▸ Stored data
···
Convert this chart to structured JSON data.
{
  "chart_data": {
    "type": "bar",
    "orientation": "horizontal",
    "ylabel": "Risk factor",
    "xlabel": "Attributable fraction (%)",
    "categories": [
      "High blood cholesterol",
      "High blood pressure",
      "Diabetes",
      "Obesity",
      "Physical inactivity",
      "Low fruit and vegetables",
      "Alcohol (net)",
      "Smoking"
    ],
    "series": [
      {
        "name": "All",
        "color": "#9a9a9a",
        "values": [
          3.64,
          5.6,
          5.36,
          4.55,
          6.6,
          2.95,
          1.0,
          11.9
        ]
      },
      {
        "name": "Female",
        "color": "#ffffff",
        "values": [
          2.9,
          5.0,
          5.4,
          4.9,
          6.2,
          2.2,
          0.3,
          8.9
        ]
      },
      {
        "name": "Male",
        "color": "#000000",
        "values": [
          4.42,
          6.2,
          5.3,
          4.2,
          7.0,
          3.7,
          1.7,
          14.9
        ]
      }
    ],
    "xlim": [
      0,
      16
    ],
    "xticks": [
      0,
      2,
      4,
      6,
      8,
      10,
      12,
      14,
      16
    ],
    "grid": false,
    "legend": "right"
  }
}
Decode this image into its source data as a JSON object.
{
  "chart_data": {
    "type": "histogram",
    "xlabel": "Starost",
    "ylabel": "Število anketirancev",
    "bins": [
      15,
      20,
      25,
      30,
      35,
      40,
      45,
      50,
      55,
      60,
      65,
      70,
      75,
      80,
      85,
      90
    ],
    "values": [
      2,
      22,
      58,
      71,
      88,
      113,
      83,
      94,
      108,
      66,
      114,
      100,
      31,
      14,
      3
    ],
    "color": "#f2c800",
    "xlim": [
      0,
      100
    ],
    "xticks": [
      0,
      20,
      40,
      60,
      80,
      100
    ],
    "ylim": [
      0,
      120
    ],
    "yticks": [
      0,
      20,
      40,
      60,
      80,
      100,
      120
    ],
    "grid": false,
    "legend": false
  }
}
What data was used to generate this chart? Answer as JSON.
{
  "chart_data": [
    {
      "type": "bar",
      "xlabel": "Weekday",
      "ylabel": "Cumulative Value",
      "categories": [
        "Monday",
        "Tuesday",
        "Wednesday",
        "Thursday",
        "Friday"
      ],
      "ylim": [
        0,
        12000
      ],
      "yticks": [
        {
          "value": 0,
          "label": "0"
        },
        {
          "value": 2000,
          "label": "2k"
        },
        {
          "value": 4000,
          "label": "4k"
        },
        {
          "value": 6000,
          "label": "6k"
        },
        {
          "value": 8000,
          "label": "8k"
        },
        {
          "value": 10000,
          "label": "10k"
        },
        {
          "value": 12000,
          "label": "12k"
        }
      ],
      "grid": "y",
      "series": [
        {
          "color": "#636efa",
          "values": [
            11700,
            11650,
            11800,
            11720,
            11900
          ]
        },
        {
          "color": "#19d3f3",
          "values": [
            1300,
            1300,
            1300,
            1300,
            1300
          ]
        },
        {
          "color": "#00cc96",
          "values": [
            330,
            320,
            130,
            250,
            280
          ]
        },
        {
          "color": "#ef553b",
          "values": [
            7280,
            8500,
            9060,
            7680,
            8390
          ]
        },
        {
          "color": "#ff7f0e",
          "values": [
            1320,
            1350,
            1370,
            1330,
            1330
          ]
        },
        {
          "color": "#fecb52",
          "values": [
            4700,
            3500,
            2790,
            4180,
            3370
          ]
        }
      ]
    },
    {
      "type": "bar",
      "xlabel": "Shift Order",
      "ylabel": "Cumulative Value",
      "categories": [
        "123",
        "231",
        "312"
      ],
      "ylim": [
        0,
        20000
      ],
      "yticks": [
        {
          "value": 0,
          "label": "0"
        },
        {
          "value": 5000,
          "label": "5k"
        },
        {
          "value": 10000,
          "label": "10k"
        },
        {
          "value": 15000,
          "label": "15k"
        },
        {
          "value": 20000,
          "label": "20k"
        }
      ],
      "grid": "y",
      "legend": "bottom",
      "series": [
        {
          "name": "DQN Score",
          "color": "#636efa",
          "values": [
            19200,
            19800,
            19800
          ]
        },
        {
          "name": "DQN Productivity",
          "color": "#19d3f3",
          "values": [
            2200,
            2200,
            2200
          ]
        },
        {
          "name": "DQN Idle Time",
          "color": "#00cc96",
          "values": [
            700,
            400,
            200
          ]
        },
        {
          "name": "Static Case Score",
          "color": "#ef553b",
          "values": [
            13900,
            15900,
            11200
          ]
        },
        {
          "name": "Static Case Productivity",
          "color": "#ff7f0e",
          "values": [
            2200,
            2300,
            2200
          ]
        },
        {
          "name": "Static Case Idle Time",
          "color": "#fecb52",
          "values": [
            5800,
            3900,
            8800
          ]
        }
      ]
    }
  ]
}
···
▸ Exercise task
Go through the material and copy out every line with "Idle" in it.

▸ Solution for this problem
          "name": "DQN Idle Time",
          "name": "Static Case Idle Time",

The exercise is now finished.